## Exercise instructions
List each line of the data that holds the string "若反比例函数".

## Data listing
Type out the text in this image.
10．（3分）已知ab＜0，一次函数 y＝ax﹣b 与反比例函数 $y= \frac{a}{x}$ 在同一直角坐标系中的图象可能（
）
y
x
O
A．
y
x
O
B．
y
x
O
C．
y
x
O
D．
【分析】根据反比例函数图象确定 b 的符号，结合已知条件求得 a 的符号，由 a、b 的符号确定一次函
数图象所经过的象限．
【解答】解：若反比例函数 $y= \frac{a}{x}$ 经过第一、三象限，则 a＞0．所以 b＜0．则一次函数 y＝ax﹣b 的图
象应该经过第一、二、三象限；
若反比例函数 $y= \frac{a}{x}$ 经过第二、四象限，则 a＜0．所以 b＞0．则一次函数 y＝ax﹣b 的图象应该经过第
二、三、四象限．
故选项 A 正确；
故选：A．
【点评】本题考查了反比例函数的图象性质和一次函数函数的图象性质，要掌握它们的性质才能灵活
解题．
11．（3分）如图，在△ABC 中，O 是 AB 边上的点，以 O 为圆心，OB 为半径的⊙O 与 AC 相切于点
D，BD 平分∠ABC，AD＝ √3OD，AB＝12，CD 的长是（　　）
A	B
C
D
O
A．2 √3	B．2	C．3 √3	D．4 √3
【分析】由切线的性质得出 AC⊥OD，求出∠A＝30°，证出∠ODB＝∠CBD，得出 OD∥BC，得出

## Problem solution
【解答】解：若反比例函数 $y= \frac{a}{x}$ 经过第一、三象限，则 a＞0．所以 b＜0．则一次函数 y＝ax﹣b 的图
若反比例函数 $y= \frac{a}{x}$ 经过第二、四象限，则 a＜0．所以 b＞0．则一次函数 y＝ax﹣b 的图象应该经过第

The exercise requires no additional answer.